__Dataset listings of figures__.
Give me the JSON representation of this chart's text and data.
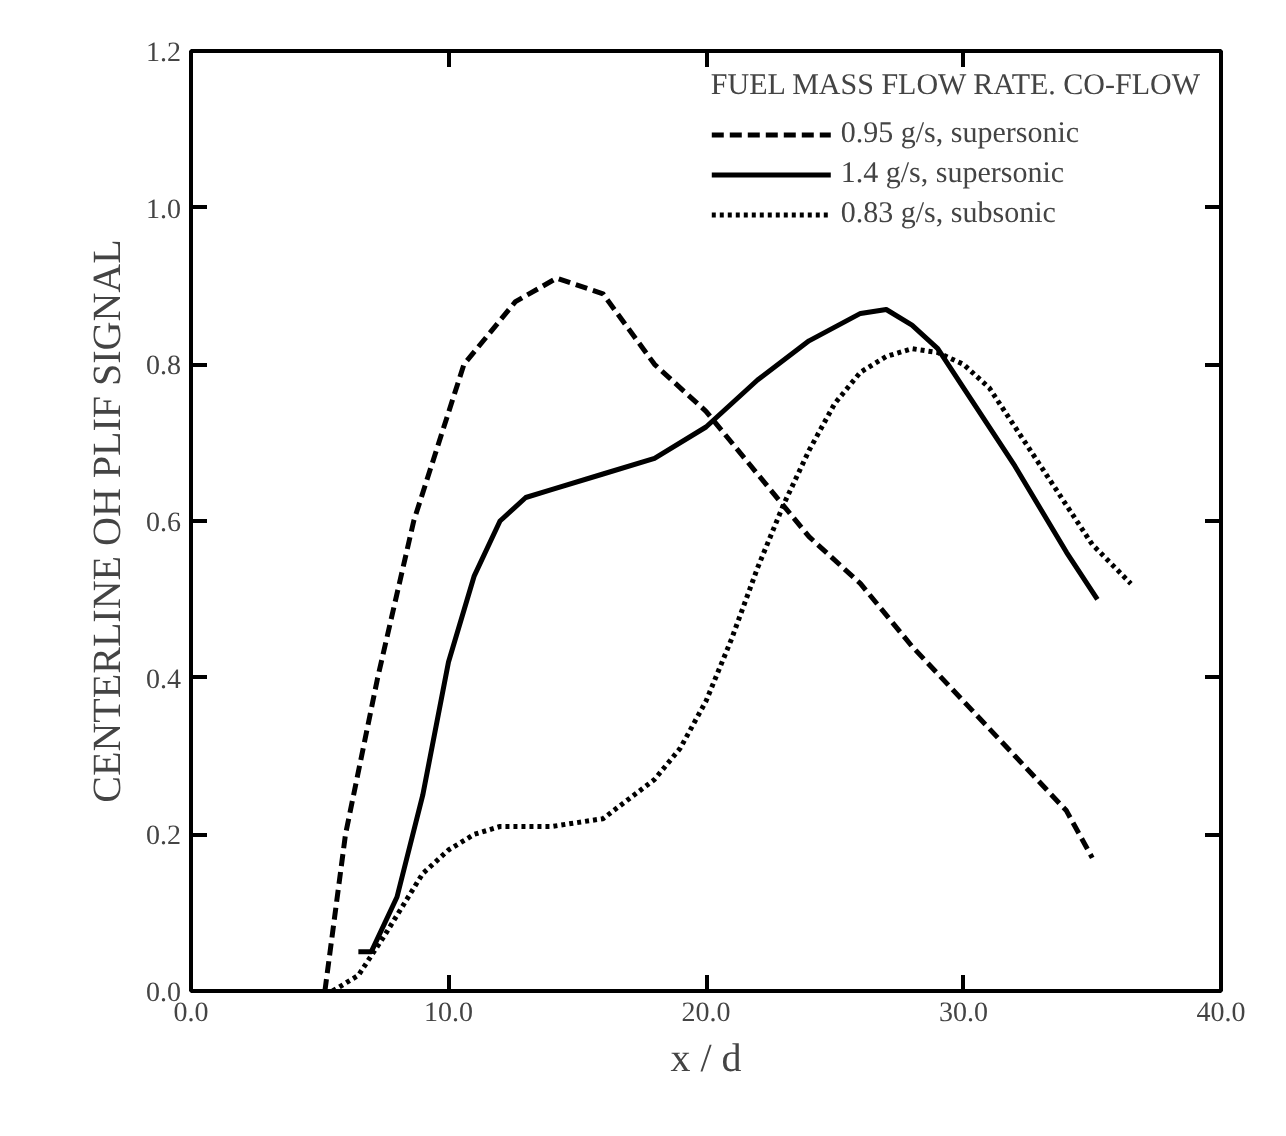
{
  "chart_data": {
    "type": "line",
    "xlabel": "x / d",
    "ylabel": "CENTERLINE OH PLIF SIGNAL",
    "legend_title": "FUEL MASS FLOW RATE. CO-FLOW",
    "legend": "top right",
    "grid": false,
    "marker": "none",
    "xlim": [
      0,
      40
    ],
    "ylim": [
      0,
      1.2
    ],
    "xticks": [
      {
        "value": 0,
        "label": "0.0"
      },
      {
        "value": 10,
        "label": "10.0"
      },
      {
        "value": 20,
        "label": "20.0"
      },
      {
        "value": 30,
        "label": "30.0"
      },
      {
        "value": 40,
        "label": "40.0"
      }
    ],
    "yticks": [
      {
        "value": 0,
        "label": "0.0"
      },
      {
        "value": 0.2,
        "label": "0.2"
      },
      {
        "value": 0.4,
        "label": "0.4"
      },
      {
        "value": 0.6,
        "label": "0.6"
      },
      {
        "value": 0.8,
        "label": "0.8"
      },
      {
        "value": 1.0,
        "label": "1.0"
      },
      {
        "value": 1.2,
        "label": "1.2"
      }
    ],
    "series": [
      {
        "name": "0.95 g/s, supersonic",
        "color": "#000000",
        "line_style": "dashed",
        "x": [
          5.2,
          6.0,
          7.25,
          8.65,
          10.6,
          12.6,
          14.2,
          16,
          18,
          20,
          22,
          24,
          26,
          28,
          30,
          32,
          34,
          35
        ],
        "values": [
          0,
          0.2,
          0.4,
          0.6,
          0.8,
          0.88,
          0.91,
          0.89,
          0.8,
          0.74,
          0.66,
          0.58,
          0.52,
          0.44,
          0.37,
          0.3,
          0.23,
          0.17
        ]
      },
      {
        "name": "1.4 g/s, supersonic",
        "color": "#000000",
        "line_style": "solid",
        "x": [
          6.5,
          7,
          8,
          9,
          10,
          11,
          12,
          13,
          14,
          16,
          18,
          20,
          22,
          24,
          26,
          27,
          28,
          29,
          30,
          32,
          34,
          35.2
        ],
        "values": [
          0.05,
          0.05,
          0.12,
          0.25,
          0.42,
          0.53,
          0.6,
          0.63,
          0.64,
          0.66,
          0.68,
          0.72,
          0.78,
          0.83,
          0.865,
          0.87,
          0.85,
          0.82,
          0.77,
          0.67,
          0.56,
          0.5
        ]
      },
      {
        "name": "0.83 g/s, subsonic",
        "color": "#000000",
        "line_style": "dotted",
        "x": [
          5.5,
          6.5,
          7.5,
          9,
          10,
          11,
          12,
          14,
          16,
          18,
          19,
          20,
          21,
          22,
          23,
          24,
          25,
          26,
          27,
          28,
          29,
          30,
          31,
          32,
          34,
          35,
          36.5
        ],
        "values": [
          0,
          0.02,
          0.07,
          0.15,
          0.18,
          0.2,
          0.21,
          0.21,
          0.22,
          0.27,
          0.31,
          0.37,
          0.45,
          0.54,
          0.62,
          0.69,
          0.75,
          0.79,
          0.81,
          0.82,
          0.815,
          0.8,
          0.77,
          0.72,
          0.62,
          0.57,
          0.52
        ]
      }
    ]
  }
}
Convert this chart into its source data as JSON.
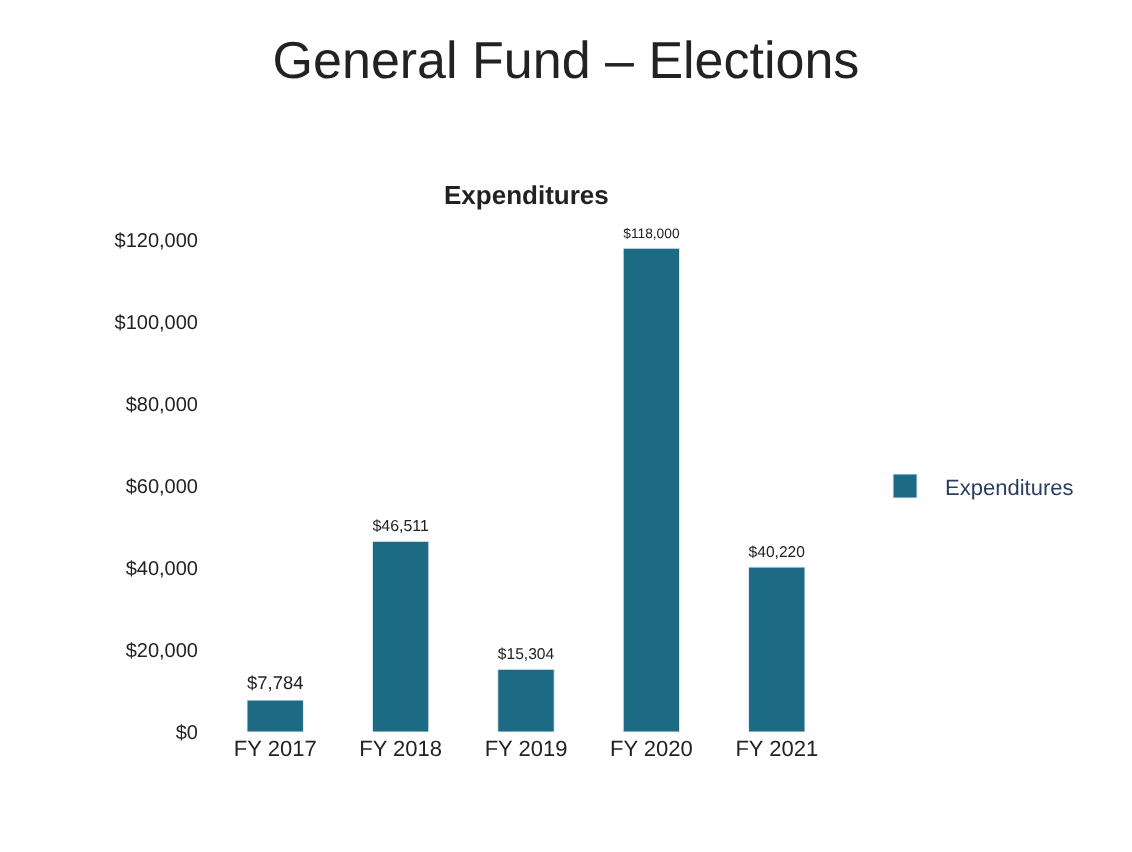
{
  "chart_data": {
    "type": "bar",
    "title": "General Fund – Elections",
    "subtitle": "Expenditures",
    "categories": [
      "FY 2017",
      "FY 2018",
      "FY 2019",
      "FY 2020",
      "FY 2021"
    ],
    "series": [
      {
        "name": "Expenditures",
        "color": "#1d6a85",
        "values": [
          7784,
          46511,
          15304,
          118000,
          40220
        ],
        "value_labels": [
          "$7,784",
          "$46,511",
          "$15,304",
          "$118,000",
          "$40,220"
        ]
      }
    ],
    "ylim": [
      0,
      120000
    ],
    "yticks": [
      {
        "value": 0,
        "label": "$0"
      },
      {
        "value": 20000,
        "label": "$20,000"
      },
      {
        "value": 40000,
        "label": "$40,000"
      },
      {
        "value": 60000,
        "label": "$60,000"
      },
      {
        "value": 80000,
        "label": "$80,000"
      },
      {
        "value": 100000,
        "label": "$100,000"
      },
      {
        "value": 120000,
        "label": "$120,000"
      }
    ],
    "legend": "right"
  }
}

__What to produce__.
How many of the lines in the listing above hold the word "this"? Report only that figure.

__Answer to the exercise__.
2